(Items from a dataset)
----------------------------------------

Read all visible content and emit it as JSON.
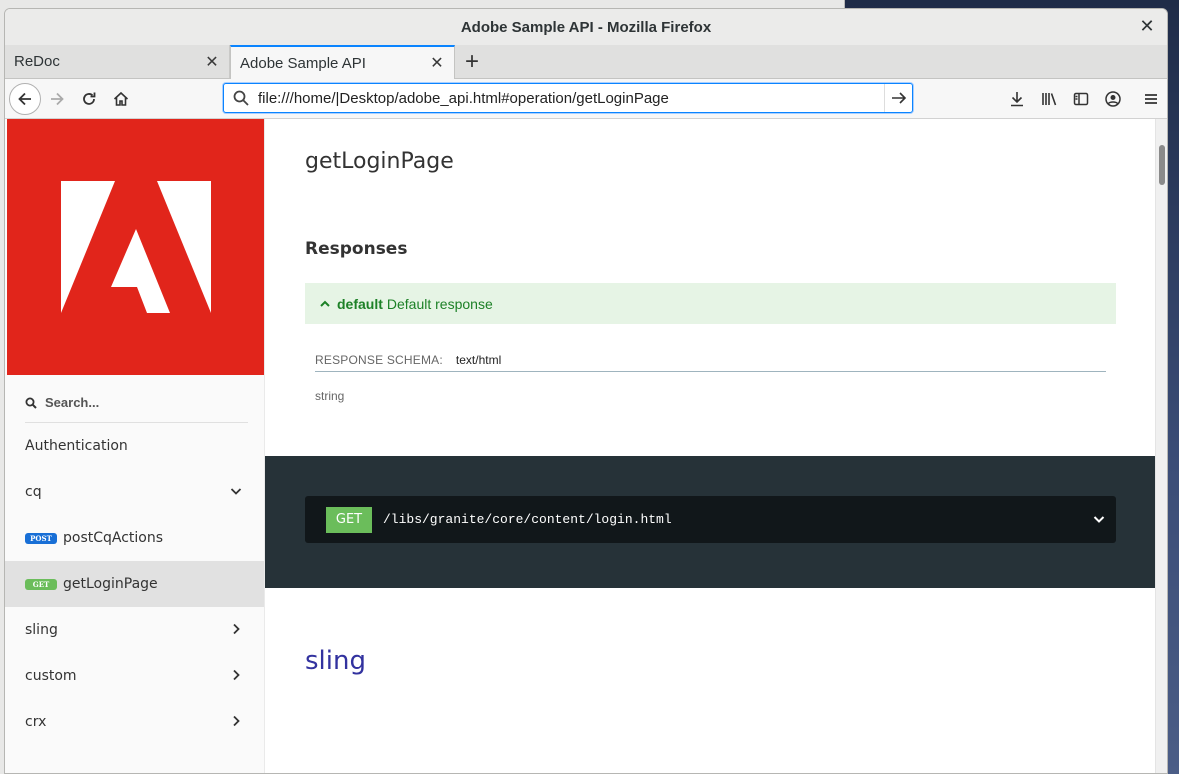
{
  "window": {
    "title": "Adobe Sample API - Mozilla Firefox",
    "close_glyph": "✕"
  },
  "tabs": [
    {
      "label": "ReDoc",
      "active": false
    },
    {
      "label": "Adobe Sample API",
      "active": true
    }
  ],
  "newtab_glyph": "+",
  "urlbar": {
    "value": "file:///home/|Desktop/adobe_api.html#operation/getLoginPage"
  },
  "sidebar": {
    "search_placeholder": "Search...",
    "items": [
      {
        "label": "Authentication",
        "badge": "",
        "chevron": "none",
        "active": false
      },
      {
        "label": "cq",
        "badge": "",
        "chevron": "down",
        "active": false
      },
      {
        "label": "postCqActions",
        "badge": "POST",
        "chevron": "none",
        "active": false
      },
      {
        "label": "getLoginPage",
        "badge": "GET",
        "chevron": "none",
        "active": true
      },
      {
        "label": "sling",
        "badge": "",
        "chevron": "right",
        "active": false
      },
      {
        "label": "custom",
        "badge": "",
        "chevron": "right",
        "active": false
      },
      {
        "label": "crx",
        "badge": "",
        "chevron": "right",
        "active": false
      }
    ]
  },
  "main": {
    "operation_title": "getLoginPage",
    "responses_title": "Responses",
    "response": {
      "code": "default",
      "description": "Default response"
    },
    "schema_label": "RESPONSE SCHEMA:",
    "schema_value": "text/html",
    "schema_type": "string",
    "endpoint": {
      "method": "GET",
      "path": "/libs/granite/core/content/login.html"
    },
    "next_section_title": "sling"
  },
  "colors": {
    "accent_blue": "#0a84ff",
    "adobe_red": "#e1251b",
    "get_green": "#6bbd5b",
    "post_blue": "#186fd6",
    "dark_panel": "#263238",
    "section_purple": "#32329f"
  }
}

----------------------------------------

DIRECTIVE
Your task is to repeat the material above exactly, without its pictures.

THE ANSWER
Read all visible content and emit it as JSON.
{
  "window": {
    "title": "Adobe Sample API - Mozilla Firefox",
    "close_glyph": "✕"
  },
  "tabs": [
    {
      "label": "ReDoc",
      "active": false
    },
    {
      "label": "Adobe Sample API",
      "active": true
    }
  ],
  "newtab_glyph": "+",
  "urlbar": {
    "value": "file:///home/|Desktop/adobe_api.html#operation/getLoginPage"
  },
  "sidebar": {
    "search_placeholder": "Search...",
    "items": [
      {
        "label": "Authentication",
        "badge": "",
        "chevron": "none",
        "active": false
      },
      {
        "label": "cq",
        "badge": "",
        "chevron": "down",
        "active": false
      },
      {
        "label": "postCqActions",
        "badge": "POST",
        "chevron": "none",
        "active": false
      },
      {
        "label": "getLoginPage",
        "badge": "GET",
        "chevron": "none",
        "active": true
      },
      {
        "label": "sling",
        "badge": "",
        "chevron": "right",
        "active": false
      },
      {
        "label": "custom",
        "badge": "",
        "chevron": "right",
        "active": false
      },
      {
        "label": "crx",
        "badge": "",
        "chevron": "right",
        "active": false
      }
    ]
  },
  "main": {
    "operation_title": "getLoginPage",
    "responses_title": "Responses",
    "response": {
      "code": "default",
      "description": "Default response"
    },
    "schema_label": "RESPONSE SCHEMA:",
    "schema_value": "text/html",
    "schema_type": "string",
    "endpoint": {
      "method": "GET",
      "path": "/libs/granite/core/content/login.html"
    },
    "next_section_title": "sling"
  },
  "colors": {
    "accent_blue": "#0a84ff",
    "adobe_red": "#e1251b",
    "get_green": "#6bbd5b",
    "post_blue": "#186fd6",
    "dark_panel": "#263238",
    "section_purple": "#32329f"
  }
}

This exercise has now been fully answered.